:: Task objective ::
An identical copy of the data below is needed.

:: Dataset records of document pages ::
····················
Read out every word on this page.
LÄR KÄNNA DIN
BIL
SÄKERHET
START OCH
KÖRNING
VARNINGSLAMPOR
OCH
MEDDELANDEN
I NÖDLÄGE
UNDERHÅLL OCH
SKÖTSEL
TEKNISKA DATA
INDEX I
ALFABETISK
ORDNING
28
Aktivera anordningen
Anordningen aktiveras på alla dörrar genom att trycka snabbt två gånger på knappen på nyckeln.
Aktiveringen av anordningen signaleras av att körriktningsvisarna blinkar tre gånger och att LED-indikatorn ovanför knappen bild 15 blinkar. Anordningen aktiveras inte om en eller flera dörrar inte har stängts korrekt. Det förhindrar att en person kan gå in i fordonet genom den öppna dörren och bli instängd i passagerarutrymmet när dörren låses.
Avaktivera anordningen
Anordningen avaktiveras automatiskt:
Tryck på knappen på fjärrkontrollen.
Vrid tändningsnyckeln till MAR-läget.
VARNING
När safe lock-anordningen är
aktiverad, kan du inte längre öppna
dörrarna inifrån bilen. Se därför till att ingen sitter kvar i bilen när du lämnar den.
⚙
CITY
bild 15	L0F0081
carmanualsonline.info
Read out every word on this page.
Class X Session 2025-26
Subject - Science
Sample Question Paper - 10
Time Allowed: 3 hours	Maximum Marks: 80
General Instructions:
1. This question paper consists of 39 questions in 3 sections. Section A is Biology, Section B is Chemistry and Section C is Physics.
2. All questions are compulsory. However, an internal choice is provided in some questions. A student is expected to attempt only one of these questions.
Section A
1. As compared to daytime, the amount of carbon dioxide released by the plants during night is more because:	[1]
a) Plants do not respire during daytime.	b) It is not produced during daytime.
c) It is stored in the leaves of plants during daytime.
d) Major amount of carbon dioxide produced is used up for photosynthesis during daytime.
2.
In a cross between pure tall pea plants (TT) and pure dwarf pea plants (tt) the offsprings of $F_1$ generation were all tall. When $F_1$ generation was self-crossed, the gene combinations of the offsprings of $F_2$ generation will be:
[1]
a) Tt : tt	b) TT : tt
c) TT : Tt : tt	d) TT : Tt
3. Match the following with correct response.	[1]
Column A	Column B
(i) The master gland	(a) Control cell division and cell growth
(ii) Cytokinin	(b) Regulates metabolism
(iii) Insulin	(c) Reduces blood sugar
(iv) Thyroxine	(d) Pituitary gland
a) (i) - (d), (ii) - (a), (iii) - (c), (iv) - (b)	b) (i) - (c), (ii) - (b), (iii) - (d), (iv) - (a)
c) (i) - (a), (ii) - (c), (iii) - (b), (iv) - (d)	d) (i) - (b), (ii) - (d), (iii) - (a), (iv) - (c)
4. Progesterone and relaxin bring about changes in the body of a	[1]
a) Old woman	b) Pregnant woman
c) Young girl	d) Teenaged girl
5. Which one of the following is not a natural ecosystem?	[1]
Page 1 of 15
····················
:: Expected output ::
Read out every word on this page.
LÄR KÄNNA DIN
BIL
SÄKERHET
START OCH
KÖRNING
VARNINGSLAMPOR
OCH
MEDDELANDEN
I NÖDLÄGE
UNDERHÅLL OCH
SKÖTSEL
TEKNISKA DATA
INDEX I
ALFABETISK
ORDNING
28
Aktivera anordningen
Anordningen aktiveras på alla dörrar genom att trycka snabbt två gånger på knappen på nyckeln.
Aktiveringen av anordningen signaleras av att körriktningsvisarna blinkar tre gånger och att LED-indikatorn ovanför knappen bild 15 blinkar. Anordningen aktiveras inte om en eller flera dörrar inte har stängts korrekt. Det förhindrar att en person kan gå in i fordonet genom den öppna dörren och bli instängd i passagerarutrymmet när dörren låses.
Avaktivera anordningen
Anordningen avaktiveras automatiskt:
Tryck på knappen på fjärrkontrollen.
Vrid tändningsnyckeln till MAR-läget.
VARNING
När safe lock-anordningen är
aktiverad, kan du inte längre öppna
dörrarna inifrån bilen. Se därför till att ingen sitter kvar i bilen när du lämnar den.
⚙
CITY
bild 15	L0F0081
carmanualsonline.info
Read out every word on this page.
Class X Session 2025-26
Subject - Science
Sample Question Paper - 10
Time Allowed: 3 hours	Maximum Marks: 80
General Instructions:
1. This question paper consists of 39 questions in 3 sections. Section A is Biology, Section B is Chemistry and Section C is Physics.
2. All questions are compulsory. However, an internal choice is provided in some questions. A student is expected to attempt only one of these questions.
Section A
1. As compared to daytime, the amount of carbon dioxide released by the plants during night is more because:	[1]
a) Plants do not respire during daytime.	b) It is not produced during daytime.
c) It is stored in the leaves of plants during daytime.
d) Major amount of carbon dioxide produced is used up for photosynthesis during daytime.
2.
In a cross between pure tall pea plants (TT) and pure dwarf pea plants (tt) the offsprings of $F_1$ generation were all tall. When $F_1$ generation was self-crossed, the gene combinations of the offsprings of $F_2$ generation will be:
[1]
a) Tt : tt	b) TT : tt
c) TT : Tt : tt	d) TT : Tt
3. Match the following with correct response.	[1]
Column A	Column B
(i) The master gland	(a) Control cell division and cell growth
(ii) Cytokinin	(b) Regulates metabolism
(iii) Insulin	(c) Reduces blood sugar
(iv) Thyroxine	(d) Pituitary gland
a) (i) - (d), (ii) - (a), (iii) - (c), (iv) - (b)	b) (i) - (c), (ii) - (b), (iii) - (d), (iv) - (a)
c) (i) - (a), (ii) - (c), (iii) - (b), (iv) - (d)	d) (i) - (b), (ii) - (d), (iii) - (a), (iv) - (c)
4. Progesterone and relaxin bring about changes in the body of a	[1]
a) Old woman	b) Pregnant woman
c) Young girl	d) Teenaged girl
5. Which one of the following is not a natural ecosystem?	[1]
Page 1 of 15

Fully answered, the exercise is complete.